## WRITTEN EXERCISE
Check each line of the listing for the string "Splash", then state how many lines have it. Only the number is wanted.

## RECORD SET
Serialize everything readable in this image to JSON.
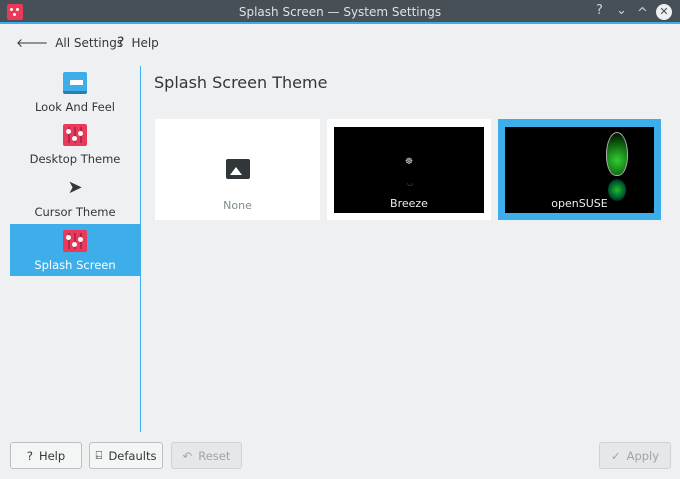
{
  "window": {
    "title": "Splash Screen — System Settings",
    "help": "?",
    "minimize": "⌄",
    "maximize": "^",
    "close": "✕"
  },
  "toolbar": {
    "all_settings": "All Settings",
    "help": "Help"
  },
  "sidebar": {
    "items": [
      {
        "label": "Look And Feel"
      },
      {
        "label": "Desktop Theme"
      },
      {
        "label": "Cursor Theme"
      },
      {
        "label": "Splash Screen",
        "selected": true
      }
    ]
  },
  "main": {
    "title": "Splash Screen Theme",
    "themes": [
      {
        "label": "None"
      },
      {
        "label": "Breeze"
      },
      {
        "label": "openSUSE",
        "selected": true
      }
    ]
  },
  "footer": {
    "help": "Help",
    "defaults": "Defaults",
    "reset": "Reset",
    "apply": "Apply"
  },
  "colors": {
    "accent": "#3daee9",
    "titlebar": "#475057",
    "icon_red": "#e93a5b"
  }
}
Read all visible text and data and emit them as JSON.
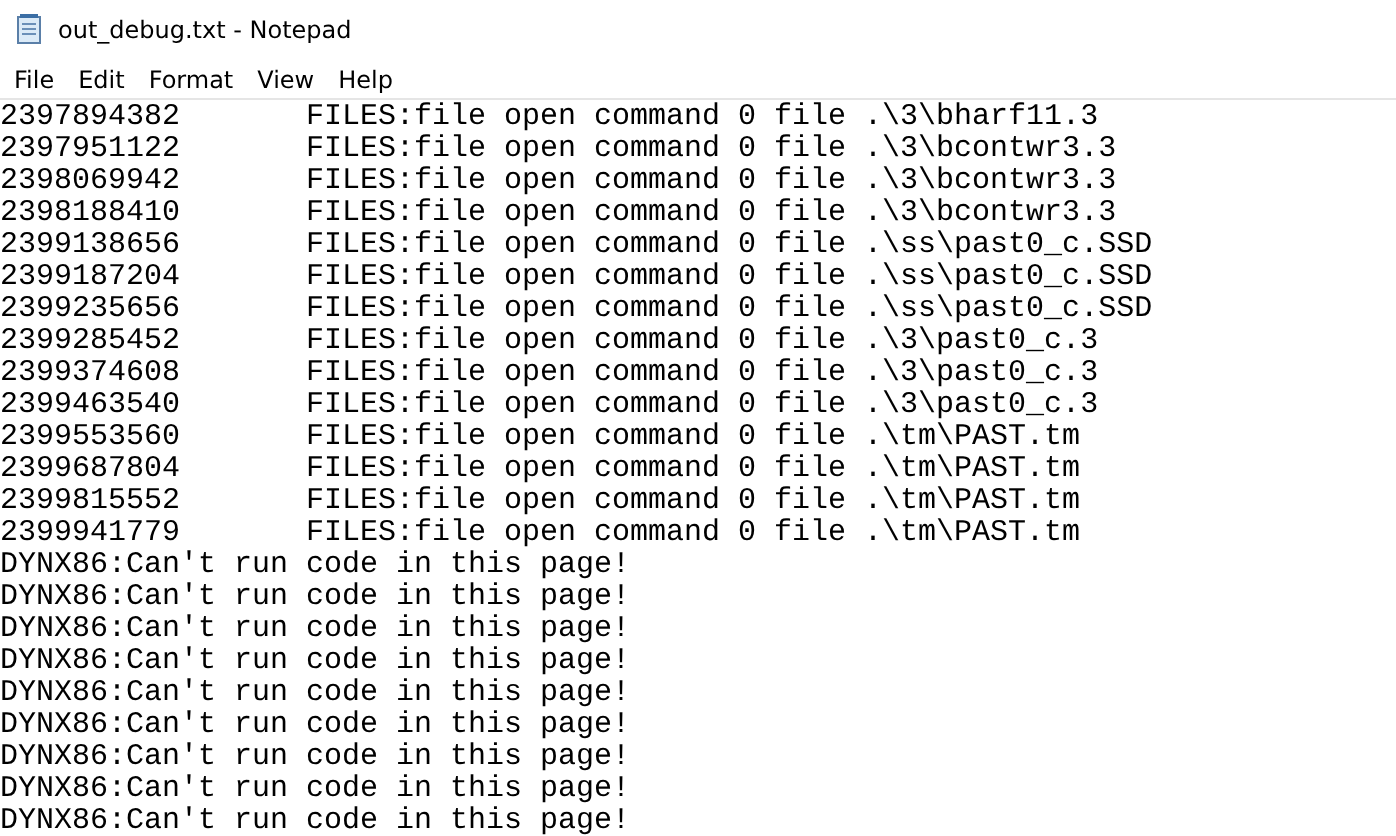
{
  "window": {
    "title": "out_debug.txt - Notepad"
  },
  "menu": [
    "File",
    "Edit",
    "Format",
    "View",
    "Help"
  ],
  "lines": [
    {
      "time": "2397894382",
      "text": "FILES:file open command 0 file .\\3\\bharf11.3"
    },
    {
      "time": "2397951122",
      "text": "FILES:file open command 0 file .\\3\\bcontwr3.3"
    },
    {
      "time": "2398069942",
      "text": "FILES:file open command 0 file .\\3\\bcontwr3.3"
    },
    {
      "time": "2398188410",
      "text": "FILES:file open command 0 file .\\3\\bcontwr3.3"
    },
    {
      "time": "2399138656",
      "text": "FILES:file open command 0 file .\\ss\\past0_c.SSD"
    },
    {
      "time": "2399187204",
      "text": "FILES:file open command 0 file .\\ss\\past0_c.SSD"
    },
    {
      "time": "2399235656",
      "text": "FILES:file open command 0 file .\\ss\\past0_c.SSD"
    },
    {
      "time": "2399285452",
      "text": "FILES:file open command 0 file .\\3\\past0_c.3"
    },
    {
      "time": "2399374608",
      "text": "FILES:file open command 0 file .\\3\\past0_c.3"
    },
    {
      "time": "2399463540",
      "text": "FILES:file open command 0 file .\\3\\past0_c.3"
    },
    {
      "time": "2399553560",
      "text": "FILES:file open command 0 file .\\tm\\PAST.tm"
    },
    {
      "time": "2399687804",
      "text": "FILES:file open command 0 file .\\tm\\PAST.tm"
    },
    {
      "time": "2399815552",
      "text": "FILES:file open command 0 file .\\tm\\PAST.tm"
    },
    {
      "time": "2399941779",
      "text": "FILES:file open command 0 file .\\tm\\PAST.tm"
    },
    {
      "text": "DYNX86:Can't run code in this page!"
    },
    {
      "text": "DYNX86:Can't run code in this page!"
    },
    {
      "text": "DYNX86:Can't run code in this page!"
    },
    {
      "text": "DYNX86:Can't run code in this page!"
    },
    {
      "text": "DYNX86:Can't run code in this page!"
    },
    {
      "text": "DYNX86:Can't run code in this page!"
    },
    {
      "text": "DYNX86:Can't run code in this page!"
    },
    {
      "text": "DYNX86:Can't run code in this page!"
    },
    {
      "text": "DYNX86:Can't run code in this page!"
    }
  ]
}
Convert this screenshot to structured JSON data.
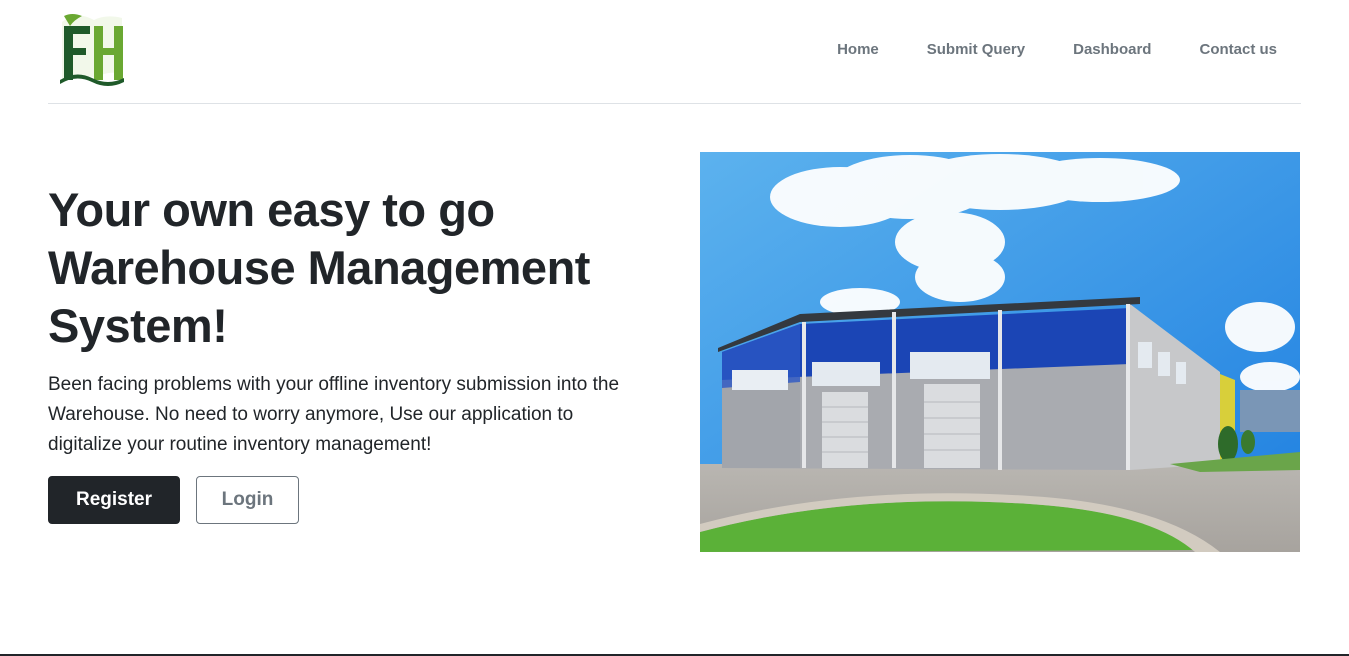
{
  "header": {
    "logo_text": "FH",
    "nav": [
      {
        "label": "Home"
      },
      {
        "label": "Submit Query"
      },
      {
        "label": "Dashboard"
      },
      {
        "label": "Contact us"
      }
    ]
  },
  "hero": {
    "title": "Your own easy to go Warehouse Management System!",
    "lead": "Been facing problems with your offline inventory submission into the Warehouse. No need to worry anymore, Use our application to digitalize your routine inventory management!",
    "register_label": "Register",
    "login_label": "Login",
    "image_subject": "warehouse-building-photo"
  },
  "colors": {
    "logo_dark_green": "#1f5a2a",
    "logo_light_green": "#6aa832",
    "primary_dark": "#212529",
    "nav_text": "#6c757d",
    "divider": "#dee2e6"
  }
}
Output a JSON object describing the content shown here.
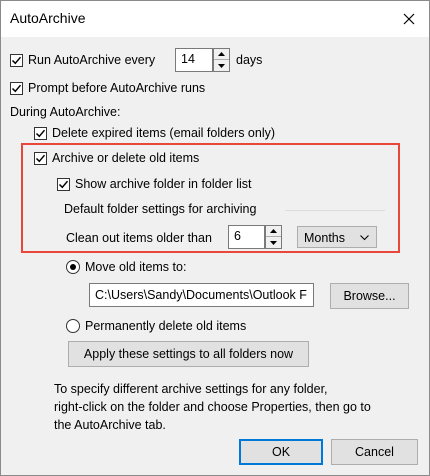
{
  "window": {
    "title": "AutoArchive"
  },
  "run_autoarchive": {
    "checked": true,
    "label": "Run AutoArchive every",
    "value": "14",
    "unit": "days"
  },
  "prompt_before": {
    "checked": true,
    "label": "Prompt before AutoArchive runs"
  },
  "during_label": "During AutoArchive:",
  "delete_expired": {
    "checked": true,
    "label": "Delete expired items (email folders only)"
  },
  "archive_old": {
    "checked": true,
    "label": "Archive or delete old items"
  },
  "show_folder": {
    "checked": true,
    "label": "Show archive folder in folder list"
  },
  "default_group_label": "Default folder settings for archiving",
  "clean_out": {
    "label": "Clean out items older than",
    "value": "6",
    "unit_selected": "Months"
  },
  "move_old": {
    "selected": true,
    "label": "Move old items to:",
    "path": "C:\\Users\\Sandy\\Documents\\Outlook F",
    "browse_label": "Browse..."
  },
  "perm_delete": {
    "selected": false,
    "label": "Permanently delete old items"
  },
  "apply_all_label": "Apply these settings to all folders now",
  "info_text": [
    "To specify different archive settings for any folder,",
    "right-click on the folder and choose Properties, then go to",
    "the AutoArchive tab."
  ],
  "buttons": {
    "ok": "OK",
    "cancel": "Cancel"
  },
  "colors": {
    "highlight": "#e8473a",
    "default_button_border": "#0078d7"
  }
}
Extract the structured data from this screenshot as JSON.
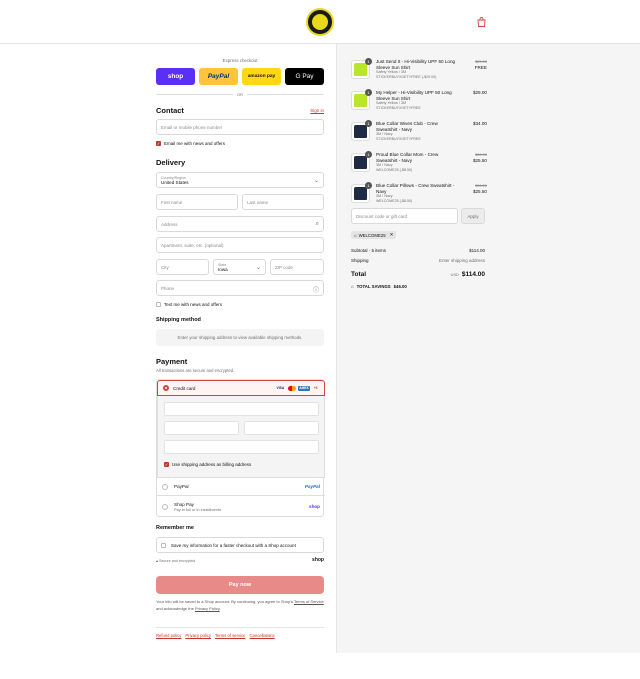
{
  "header": {
    "logo_icon": "store-logo-icon",
    "cart_icon": "shopping-bag-icon"
  },
  "express": {
    "label": "Express checkout",
    "buttons": [
      "shop",
      "PayPal",
      "amazon pay",
      "G Pay"
    ],
    "or": "OR"
  },
  "contact": {
    "title": "Contact",
    "sign_in": "Sign in",
    "email_placeholder": "Email or mobile phone number",
    "news_label": "Email me with news and offers"
  },
  "delivery": {
    "title": "Delivery",
    "country_label": "Country/Region",
    "country_value": "United States",
    "first_name": "First name",
    "last_name": "Last name",
    "address": "Address",
    "apartment": "Apartment, suite, etc. (optional)",
    "city": "City",
    "state_label": "State",
    "state_value": "Iowa",
    "zip": "ZIP code",
    "phone": "Phone",
    "text_label": "Text me with news and offers"
  },
  "shipping": {
    "title": "Shipping method",
    "note": "Enter your shipping address to view available shipping methods."
  },
  "payment": {
    "title": "Payment",
    "subtitle": "All transactions are secure and encrypted.",
    "credit_card": "Credit card",
    "card_brands": [
      "VISA",
      "",
      "AMEX",
      "+5"
    ],
    "billing_label": "Use shipping address as billing address",
    "paypal": "PayPal",
    "paypal_brand": "PayPal",
    "shop_pay": "Shop Pay",
    "shop_pay_sub": "Pay in full or in installments",
    "shop_brand": "shop"
  },
  "remember": {
    "title": "Remember me",
    "save_label": "Save my information for a faster checkout with a Shop account",
    "secure": "Secure and encrypted",
    "shop_brand": "shop"
  },
  "pay_now": "Pay now",
  "legal": {
    "line1": "Your info will be saved to a Shop account. By continuing, you agree to Shop's",
    "terms": "Terms of Service",
    "mid": "and acknowledge the",
    "privacy": "Privacy Policy",
    "end": "."
  },
  "footer_links": [
    "Refund policy",
    "Privacy policy",
    "Terms of service",
    "Cancellations"
  ],
  "order": {
    "items": [
      {
        "qty": "1",
        "name": "Just Send It - Hi-Visibility UPF 50 Long Sleeve Sun Shirt",
        "variant": "Safety Yellow / 3M",
        "discount": "STICKERBUYXGETYFREE (-$29.00)",
        "old_price": "$29.00",
        "price": "FREE",
        "color": "yel"
      },
      {
        "qty": "1",
        "name": "My Helper - Hi-Visibility UPF 50 Long Sleeve Sun Shirt",
        "variant": "Safety Yellow / 3M",
        "discount": "STICKERBUYXGETYFREE",
        "old_price": "",
        "price": "$29.00",
        "color": "yel"
      },
      {
        "qty": "1",
        "name": "Blue Collar Wives Club - Crew Sweatshirt - Navy",
        "variant": "3M / Navy",
        "discount": "STICKERBUYXGETYFREE",
        "old_price": "",
        "price": "$34.00",
        "color": "navy"
      },
      {
        "qty": "1",
        "name": "Proud Blue Collar Mom - Crew Sweatshirt - Navy",
        "variant": "3M / Navy",
        "discount": "WELCOME25 (-$8.50)",
        "old_price": "$34.00",
        "price": "$25.50",
        "color": "navy"
      },
      {
        "qty": "1",
        "name": "Blue Collar Pillows - Crew Sweatshirt - Navy",
        "variant": "3M / Navy",
        "discount": "WELCOME25 (-$8.50)",
        "old_price": "$34.00",
        "price": "$25.50",
        "color": "navy"
      }
    ],
    "discount_placeholder": "Discount code or gift card",
    "apply": "Apply",
    "applied_code": "WELCOME25",
    "subtotal_label": "Subtotal · 5 items",
    "subtotal_value": "$114.00",
    "shipping_label": "Shipping",
    "shipping_value": "Enter shipping address",
    "total_label": "Total",
    "currency": "USD",
    "total_value": "$114.00",
    "savings_label": "TOTAL SAVINGS",
    "savings_value": "$46.00"
  },
  "colors": {
    "accent": "#c0392b",
    "pay_now_bg": "#e88a87"
  }
}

## FINAL RESULT
3